## Recorded information
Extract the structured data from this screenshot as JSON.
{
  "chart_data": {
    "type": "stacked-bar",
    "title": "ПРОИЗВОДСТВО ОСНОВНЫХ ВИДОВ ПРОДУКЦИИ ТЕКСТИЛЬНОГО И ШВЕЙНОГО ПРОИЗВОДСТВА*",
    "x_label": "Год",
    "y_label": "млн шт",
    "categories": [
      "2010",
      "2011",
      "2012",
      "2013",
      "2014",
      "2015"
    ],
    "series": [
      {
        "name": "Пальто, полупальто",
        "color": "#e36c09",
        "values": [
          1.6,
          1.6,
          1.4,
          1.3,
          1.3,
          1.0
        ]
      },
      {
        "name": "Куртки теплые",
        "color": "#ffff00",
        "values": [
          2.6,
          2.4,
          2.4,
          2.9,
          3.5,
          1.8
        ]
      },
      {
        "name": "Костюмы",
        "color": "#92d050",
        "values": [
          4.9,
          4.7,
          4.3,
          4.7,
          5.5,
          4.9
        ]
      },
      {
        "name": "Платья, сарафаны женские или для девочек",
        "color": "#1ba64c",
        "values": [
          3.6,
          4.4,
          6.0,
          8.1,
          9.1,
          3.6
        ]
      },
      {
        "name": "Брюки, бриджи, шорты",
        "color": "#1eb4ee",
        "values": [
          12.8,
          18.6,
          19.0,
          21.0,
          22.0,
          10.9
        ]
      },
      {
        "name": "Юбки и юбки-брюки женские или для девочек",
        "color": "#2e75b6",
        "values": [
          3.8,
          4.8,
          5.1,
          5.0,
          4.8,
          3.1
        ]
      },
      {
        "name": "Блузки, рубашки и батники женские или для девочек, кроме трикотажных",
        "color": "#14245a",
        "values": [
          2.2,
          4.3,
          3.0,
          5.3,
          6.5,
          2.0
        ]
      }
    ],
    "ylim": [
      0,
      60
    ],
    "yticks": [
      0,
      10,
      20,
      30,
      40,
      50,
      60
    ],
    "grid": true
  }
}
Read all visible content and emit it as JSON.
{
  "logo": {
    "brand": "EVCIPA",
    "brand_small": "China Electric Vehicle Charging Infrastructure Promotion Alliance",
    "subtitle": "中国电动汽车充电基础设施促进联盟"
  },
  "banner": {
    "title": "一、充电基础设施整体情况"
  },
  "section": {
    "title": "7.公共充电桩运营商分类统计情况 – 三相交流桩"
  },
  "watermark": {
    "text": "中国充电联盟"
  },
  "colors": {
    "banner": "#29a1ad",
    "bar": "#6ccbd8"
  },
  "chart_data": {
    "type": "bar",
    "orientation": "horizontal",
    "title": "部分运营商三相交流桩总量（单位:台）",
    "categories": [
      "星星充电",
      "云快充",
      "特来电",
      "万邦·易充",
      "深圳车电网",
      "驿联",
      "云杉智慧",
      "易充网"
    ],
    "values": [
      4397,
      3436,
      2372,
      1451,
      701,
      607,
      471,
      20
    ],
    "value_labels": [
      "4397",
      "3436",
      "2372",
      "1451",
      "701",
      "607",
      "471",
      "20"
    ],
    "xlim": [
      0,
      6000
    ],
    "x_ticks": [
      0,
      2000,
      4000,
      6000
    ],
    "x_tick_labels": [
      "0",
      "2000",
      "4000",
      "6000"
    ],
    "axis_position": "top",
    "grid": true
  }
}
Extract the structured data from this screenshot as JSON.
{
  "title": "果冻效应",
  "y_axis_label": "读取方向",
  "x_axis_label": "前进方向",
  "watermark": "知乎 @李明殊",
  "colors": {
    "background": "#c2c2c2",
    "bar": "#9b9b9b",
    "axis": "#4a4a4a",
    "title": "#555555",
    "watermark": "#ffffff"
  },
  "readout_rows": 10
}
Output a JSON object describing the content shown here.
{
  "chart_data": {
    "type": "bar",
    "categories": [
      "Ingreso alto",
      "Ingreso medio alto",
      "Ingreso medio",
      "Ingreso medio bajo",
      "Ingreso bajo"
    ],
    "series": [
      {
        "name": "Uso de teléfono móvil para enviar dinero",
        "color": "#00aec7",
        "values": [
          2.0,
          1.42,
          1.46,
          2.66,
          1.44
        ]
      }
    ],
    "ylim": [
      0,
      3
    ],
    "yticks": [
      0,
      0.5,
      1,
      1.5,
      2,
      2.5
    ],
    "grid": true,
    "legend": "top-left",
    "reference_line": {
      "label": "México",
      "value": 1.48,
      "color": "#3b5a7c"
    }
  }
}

## Work instructions
Where does the word "watermark" appear? Return each line that holds it.

## Finished exercise
  "watermark": {
  "watermark": "知乎 @李明殊",
    "watermark": "#ffffff"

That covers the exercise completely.